What to work on: List each line of the data that holds the string "this", please.

Data rows:
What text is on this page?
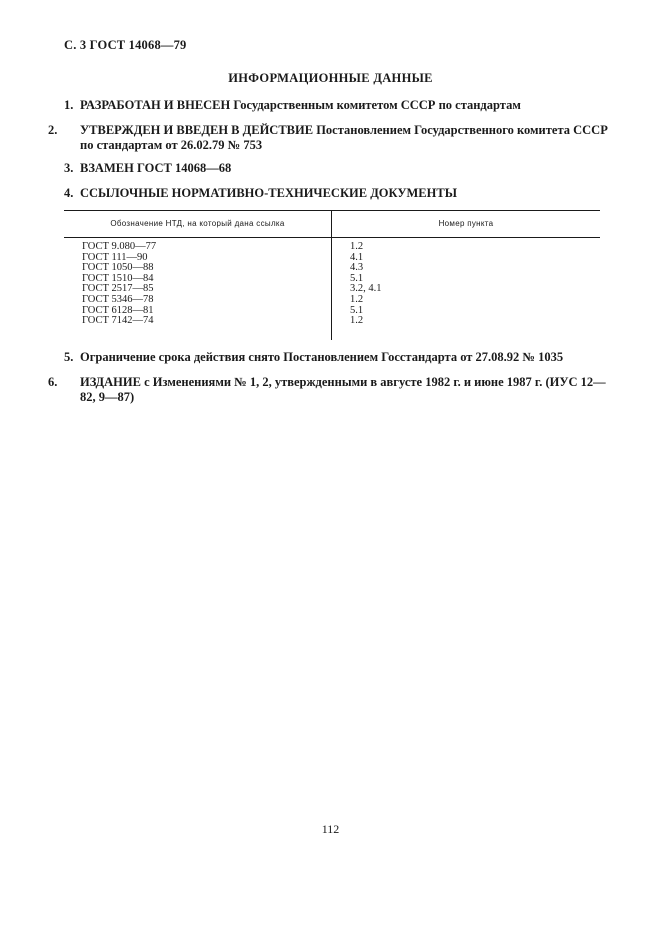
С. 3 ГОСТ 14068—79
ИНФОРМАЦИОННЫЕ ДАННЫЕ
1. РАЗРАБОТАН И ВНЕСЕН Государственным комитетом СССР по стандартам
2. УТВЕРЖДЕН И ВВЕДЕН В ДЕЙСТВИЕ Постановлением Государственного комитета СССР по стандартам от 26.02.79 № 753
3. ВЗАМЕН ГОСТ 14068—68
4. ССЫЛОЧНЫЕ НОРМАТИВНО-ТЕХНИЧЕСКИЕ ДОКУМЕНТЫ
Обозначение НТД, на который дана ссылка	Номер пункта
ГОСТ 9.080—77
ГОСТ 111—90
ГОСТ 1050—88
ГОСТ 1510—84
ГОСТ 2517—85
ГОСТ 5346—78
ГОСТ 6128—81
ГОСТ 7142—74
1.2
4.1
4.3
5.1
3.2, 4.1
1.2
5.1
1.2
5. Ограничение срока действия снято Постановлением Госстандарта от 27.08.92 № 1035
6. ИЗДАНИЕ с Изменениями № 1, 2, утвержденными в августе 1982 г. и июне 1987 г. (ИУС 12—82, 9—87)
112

---

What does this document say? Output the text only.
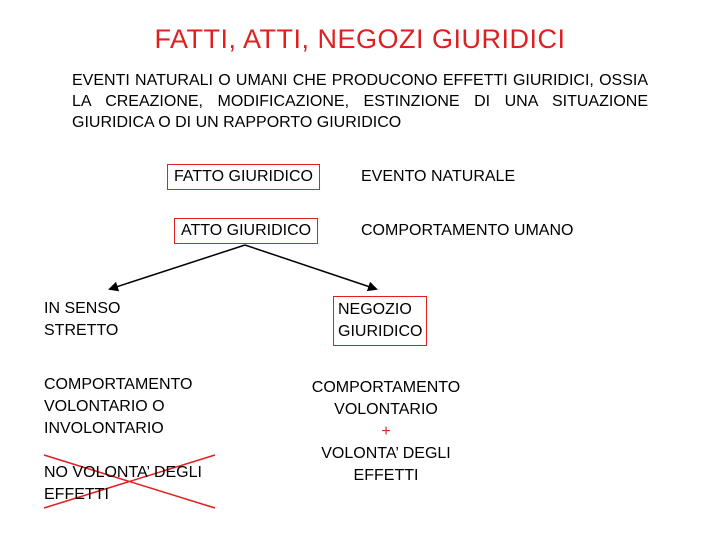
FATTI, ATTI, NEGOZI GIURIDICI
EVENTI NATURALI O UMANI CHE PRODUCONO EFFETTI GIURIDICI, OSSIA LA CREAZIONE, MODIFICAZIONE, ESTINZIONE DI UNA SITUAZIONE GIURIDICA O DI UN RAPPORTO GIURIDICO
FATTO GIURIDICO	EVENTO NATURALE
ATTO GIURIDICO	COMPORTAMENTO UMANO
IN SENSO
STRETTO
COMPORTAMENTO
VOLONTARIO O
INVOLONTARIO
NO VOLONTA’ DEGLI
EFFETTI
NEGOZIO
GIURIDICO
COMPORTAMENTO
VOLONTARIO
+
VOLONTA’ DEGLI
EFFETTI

Written answer:
What text is on this page?
What does this document say? Output the text only.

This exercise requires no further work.